• **Excerpted text**
● ● ● ● ● ● ●
During our trip to San Francisco in April, we had the opportunity to watch the Disney•Pixar short film “Bao” that will play ahead of INCREDIBLES 2 in theaters beginning Friday. We sat down with Director by Domee Shi, Producer by Becky Neiman-Cobb, and Production Designer Rona Liu and were able to learn a bit of background and how production went for the animated short.
“Bao” is a heartwarming story of a mom dealing with her empty nest. I will tell you that I was emotionally invested in the “Bao” characters at the end of this short. Laughs were had and tears were shed. It was beautiful, emotional, and sweet.
Fun fact: Bao means little steam bun or treasure in Chinese. Pronounced /bou/.
“Bao” is bound to become a family favorite animated short because of the content and meaning behind the film.
Director Domee Shi
Director Domee Shi began as a story intern at Pixar Animation Studios in June 2011, and was soon hired as a story artist on the Academy Award©-winning feature film “Inside Out.” Since then she has worked on the feature films “The Good Dinosaur” and the upcoming “Incredibles 2” and “Toy Story 4.” In 2015 she began pitching some ideas for short films, and soon was greenlit to write and direct “Bao.”
Domee decided to make an animated short outside of Pixar so that she could let out some “creative steam.” What would it be about? First, she loves eating food and drawing it as well so she started making food-related animated webcomics. This gave her a place to express herself and create food-related stories. She says that “food and family go hand in hand.”
After she pitched in 2015 and the story was greenlit through Pixar, she worked evenings and weekends until 2017 making beat boards – single images that capture crucial story points. Once she had an outline, she would expand on that and draw images. That’s how she would get ideas down on paper quickly.
“Bao” is a different style of animation for Pixar and Domee wanted to balance the cartoony characters with believability. It’s a story that all children and parents can associate with – “Children growing up and parents accepting that change.” It’s a universal issue and one that emanates from every frame of this short.
● ● ● ● ● ● ●
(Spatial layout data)
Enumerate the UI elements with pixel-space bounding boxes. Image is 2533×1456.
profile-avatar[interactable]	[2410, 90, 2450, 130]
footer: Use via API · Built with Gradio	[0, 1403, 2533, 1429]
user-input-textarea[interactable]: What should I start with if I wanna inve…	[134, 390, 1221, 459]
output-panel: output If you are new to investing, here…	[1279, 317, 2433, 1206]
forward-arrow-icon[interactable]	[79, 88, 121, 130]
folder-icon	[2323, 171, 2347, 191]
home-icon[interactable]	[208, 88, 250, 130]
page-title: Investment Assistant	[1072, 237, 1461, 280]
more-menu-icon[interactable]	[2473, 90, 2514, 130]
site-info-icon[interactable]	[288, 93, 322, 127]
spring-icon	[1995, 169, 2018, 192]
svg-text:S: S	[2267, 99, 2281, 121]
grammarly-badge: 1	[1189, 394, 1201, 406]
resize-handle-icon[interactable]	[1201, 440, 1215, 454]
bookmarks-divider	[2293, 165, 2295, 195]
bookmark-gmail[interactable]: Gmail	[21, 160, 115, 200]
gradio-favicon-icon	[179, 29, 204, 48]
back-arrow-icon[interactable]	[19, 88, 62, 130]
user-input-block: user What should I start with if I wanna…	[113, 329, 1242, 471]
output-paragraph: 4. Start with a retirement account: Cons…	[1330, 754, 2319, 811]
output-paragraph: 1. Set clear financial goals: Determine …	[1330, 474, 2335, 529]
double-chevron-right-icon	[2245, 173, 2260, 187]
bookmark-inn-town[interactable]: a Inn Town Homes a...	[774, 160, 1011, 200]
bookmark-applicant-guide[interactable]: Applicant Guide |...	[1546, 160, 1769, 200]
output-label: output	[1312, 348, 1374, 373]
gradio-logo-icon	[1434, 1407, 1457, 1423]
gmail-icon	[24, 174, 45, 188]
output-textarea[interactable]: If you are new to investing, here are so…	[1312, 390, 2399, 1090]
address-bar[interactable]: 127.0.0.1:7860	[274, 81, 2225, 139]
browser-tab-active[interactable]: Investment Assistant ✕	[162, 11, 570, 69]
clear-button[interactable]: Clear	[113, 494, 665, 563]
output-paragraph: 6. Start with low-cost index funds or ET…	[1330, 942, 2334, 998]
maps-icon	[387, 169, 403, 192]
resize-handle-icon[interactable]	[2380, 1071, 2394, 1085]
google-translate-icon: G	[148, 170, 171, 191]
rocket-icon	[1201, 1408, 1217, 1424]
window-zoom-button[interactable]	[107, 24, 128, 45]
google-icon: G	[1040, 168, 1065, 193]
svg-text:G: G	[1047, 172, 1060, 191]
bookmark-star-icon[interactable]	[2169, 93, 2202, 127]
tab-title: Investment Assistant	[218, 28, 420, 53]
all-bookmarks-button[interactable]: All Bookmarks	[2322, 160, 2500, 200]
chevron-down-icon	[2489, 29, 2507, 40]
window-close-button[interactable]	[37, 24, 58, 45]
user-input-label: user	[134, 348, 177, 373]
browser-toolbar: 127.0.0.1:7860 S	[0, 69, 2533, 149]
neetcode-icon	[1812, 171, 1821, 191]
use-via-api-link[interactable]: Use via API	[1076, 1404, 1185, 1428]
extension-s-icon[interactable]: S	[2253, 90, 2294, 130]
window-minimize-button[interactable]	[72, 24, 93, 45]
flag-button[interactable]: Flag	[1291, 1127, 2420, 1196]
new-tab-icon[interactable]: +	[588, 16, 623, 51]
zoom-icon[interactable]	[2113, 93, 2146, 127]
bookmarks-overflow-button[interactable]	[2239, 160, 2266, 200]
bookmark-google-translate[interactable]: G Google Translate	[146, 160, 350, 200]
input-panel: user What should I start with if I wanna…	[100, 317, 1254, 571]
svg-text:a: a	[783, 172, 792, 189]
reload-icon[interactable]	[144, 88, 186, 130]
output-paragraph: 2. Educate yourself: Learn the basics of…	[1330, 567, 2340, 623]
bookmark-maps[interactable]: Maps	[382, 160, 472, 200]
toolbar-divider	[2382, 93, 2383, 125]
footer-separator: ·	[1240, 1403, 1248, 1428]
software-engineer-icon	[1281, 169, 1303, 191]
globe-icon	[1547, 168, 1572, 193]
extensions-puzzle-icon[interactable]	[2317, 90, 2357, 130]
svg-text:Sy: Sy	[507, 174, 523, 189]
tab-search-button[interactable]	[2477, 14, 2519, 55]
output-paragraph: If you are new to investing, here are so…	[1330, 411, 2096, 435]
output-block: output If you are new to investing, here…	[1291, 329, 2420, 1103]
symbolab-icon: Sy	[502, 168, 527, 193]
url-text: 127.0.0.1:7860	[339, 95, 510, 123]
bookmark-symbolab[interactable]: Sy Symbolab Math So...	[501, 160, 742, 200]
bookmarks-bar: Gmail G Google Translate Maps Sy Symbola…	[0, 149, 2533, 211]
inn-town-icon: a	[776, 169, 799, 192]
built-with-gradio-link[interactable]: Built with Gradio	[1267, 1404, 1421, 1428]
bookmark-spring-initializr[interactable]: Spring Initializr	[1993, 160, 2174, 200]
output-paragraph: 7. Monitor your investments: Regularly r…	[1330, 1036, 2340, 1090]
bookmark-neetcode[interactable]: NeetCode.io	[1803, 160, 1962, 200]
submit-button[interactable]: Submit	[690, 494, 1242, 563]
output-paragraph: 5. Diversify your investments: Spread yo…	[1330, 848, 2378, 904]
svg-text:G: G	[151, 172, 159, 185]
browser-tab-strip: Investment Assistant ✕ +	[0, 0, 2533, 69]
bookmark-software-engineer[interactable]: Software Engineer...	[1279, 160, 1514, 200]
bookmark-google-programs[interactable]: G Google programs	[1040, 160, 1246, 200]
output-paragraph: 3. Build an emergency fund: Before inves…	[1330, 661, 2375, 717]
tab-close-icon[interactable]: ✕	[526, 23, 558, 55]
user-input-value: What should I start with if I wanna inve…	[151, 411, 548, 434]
● ● ● ● ● ● ●
• **Goal 1**
Can you print the entries word for word, from the very first line down through the line that contains "output-panel: output If"?
• **Goal 2**
Could you carry on the piece about the Pixar short "Bao" from where it stops?

• **Reply 1**
Enumerate the UI elements with pixel-space bounding boxes. Image is 2533×1456.
profile-avatar[interactable]	[2410, 90, 2450, 130]
footer: Use via API · Built with Gradio	[0, 1403, 2533, 1429]
user-input-textarea[interactable]: What should I start with if I wanna inve…	[134, 390, 1221, 459]
output-panel: output If you are new to investing, here…	[1279, 317, 2433, 1206]

• **Reply 2**
3 Ingredients for her short
- Incorporate her love of food
- Use her personal experience growing up as an only child in a small immigrant family from China, living in Canada.
- “Mom always treated me like her precious dumpling. We did everything together. When I was growing up she had that ‘creepy sweet love’ of a mom that wants to keep you with her forever.”
- Chinatown is vibrant and lively and I wanted to honor the equally vibrant “Chinatown Grannies” from Toronto Chinatown where we went shopping for groceries on weekends.
- Shi went to Chinatown and sketched lots of Chinatown Grannies. “I wanted to give mom authentic Chinese mom details that I love so much. Things that made her feel real: her comfy athletic shoes, her floral shirts, her mannerisms. Things that make her so real that you empathize with her.”
About those Dumplings
Domee brought her mom in to make dumplings for the crew and give demos on how to make the dumplings. She even made her mom a cultural consultant on the film.
“My mom was the dumpling queen. She’d always make dumplings from scratch and we would make dumplings together over holidays.” – Domee Shi
Domee’s Mom’s Super Delicious (Approximate) Recipe for “Bao”
Click on images to enlarge.
Production Designer Rona Liu
When Rona Liu introduced herself, she mentioned that she lived in China until she was 10-year-old and that she expresses herself as a Chinese immigrant.
As a production designer, Rona oversees the look of everything from sets, characters, color, animation, and other departments. Rona says that it was her job to make sure that the “story is cohesive.”
She says that Domee “had a clear vision” for this animated short and that Domee’s storyboards were the “jumping off point” for the art. Both Rona and Domee were influenced by Chinese folk art. They appreciated the simplified approach to Asian art, for example, eliminating necks to have them look rounder and cuter.
It’s all in the details
- Make the characters the main focus and keep the background simplified.
- They wanted to make dumpling “as adorable as we can make him.” If you look at the images above, he’s like a little dumpling – round, squishy, and squeezable. I think they hit their mark.
- On paper, Dumpling has a wide range of movements, but in 3D his arms can’t even reach his mouth! Dumpling needed to feel squishy and delicious, and they worked on texture.
- Mom’s clothes
- The colors and patterns she wears show her evolving emotions in that part of the story. Muted colors when she’s feeling low and bold colors when the family is together.
- The sets play a supporting role
- Because characters are chunky, the sets needed to be chunky as well as simplified.
- There are no perfectly straight lines.
- No edge meets up perfectly in the short.
- House needs to be a balance of East meets West.
- Kitchen has earthy tones to sit in the background. Warm and cozy colors would help with the storytelling.
“Nothing you see is ever by mistake.” -Rona Liu
Rona ended her presentation with the biggest takeaway: “We want everyone to feel like they are with their mom.”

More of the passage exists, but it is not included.